Stored items:
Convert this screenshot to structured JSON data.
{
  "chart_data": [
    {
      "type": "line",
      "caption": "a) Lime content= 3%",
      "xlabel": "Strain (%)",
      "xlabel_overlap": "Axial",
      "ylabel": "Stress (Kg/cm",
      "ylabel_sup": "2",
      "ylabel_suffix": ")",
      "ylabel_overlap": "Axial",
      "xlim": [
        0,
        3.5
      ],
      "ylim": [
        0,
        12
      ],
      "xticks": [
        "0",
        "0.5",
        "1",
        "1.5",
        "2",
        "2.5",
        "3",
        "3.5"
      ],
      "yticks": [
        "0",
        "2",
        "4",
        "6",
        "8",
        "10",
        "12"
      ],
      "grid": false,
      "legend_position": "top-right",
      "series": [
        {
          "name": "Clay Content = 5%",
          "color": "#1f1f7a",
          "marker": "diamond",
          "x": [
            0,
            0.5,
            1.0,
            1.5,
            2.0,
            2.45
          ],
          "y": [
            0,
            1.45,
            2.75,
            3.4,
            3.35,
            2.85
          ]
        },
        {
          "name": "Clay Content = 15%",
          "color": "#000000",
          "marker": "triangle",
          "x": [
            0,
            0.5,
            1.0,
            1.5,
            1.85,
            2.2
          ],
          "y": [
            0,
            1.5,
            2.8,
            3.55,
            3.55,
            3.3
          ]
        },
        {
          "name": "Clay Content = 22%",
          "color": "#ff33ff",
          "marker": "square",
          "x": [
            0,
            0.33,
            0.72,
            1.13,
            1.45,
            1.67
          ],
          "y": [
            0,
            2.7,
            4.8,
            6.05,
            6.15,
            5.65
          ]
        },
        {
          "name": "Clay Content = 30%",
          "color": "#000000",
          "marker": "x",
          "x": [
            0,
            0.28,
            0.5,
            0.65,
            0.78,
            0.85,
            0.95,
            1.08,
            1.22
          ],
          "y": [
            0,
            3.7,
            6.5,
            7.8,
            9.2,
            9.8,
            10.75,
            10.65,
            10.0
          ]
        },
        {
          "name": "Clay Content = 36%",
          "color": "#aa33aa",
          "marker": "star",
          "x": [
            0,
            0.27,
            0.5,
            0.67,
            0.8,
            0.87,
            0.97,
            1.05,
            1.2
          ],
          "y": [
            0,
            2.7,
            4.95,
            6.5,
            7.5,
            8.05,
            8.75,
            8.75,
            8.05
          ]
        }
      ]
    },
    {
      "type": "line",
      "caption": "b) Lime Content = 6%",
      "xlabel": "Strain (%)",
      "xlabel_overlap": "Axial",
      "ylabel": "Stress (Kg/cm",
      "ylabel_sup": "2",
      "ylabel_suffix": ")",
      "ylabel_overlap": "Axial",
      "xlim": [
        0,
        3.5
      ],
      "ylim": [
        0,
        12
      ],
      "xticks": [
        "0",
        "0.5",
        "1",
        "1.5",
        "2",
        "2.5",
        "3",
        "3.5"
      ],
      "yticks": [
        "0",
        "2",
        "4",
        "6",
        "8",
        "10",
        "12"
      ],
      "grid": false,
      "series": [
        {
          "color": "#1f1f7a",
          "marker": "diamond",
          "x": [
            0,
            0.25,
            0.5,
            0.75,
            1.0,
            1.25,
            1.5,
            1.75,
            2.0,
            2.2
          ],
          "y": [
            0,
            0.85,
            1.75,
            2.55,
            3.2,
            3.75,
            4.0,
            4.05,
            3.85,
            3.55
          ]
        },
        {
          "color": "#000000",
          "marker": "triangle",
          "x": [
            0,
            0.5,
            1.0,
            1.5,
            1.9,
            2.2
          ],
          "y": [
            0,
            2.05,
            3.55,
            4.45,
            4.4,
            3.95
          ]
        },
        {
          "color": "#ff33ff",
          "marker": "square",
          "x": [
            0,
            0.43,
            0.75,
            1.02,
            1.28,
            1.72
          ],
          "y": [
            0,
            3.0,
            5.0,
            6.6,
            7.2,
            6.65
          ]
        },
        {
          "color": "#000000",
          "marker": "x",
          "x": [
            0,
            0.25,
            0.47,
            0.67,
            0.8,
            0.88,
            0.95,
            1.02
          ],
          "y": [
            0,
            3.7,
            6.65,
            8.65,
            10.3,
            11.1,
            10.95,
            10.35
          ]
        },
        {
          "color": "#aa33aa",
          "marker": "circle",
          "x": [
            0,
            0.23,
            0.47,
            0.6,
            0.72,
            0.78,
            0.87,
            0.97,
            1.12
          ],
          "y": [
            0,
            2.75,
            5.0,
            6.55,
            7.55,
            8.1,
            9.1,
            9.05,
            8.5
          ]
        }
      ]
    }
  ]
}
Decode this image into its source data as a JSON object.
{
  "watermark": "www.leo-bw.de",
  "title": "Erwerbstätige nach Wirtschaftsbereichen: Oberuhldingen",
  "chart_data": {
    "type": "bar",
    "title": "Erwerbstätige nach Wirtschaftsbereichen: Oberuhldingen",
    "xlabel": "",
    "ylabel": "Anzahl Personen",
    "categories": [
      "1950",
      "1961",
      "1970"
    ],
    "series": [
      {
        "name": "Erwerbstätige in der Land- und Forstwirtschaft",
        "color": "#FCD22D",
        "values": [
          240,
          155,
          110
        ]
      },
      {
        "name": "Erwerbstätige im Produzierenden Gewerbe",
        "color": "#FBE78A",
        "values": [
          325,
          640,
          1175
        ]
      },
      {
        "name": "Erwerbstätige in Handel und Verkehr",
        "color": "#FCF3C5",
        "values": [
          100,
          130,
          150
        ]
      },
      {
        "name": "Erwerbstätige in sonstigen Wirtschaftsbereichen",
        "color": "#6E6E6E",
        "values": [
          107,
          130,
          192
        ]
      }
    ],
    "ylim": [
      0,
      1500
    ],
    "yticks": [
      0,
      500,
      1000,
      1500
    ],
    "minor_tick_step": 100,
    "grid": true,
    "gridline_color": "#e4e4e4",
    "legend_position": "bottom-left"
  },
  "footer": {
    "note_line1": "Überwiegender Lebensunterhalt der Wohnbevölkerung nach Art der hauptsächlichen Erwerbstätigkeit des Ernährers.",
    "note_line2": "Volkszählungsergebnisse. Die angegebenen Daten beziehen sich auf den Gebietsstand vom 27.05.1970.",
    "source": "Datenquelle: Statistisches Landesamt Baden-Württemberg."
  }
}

◆ **What the task asks**:
Gather from the data above every line with the string "source".

◆ **Answer to this task**:
Decode this image into its source data as a JSON object.
    "source": "Datenquelle: Statistisches Landesamt Baden-Württemberg."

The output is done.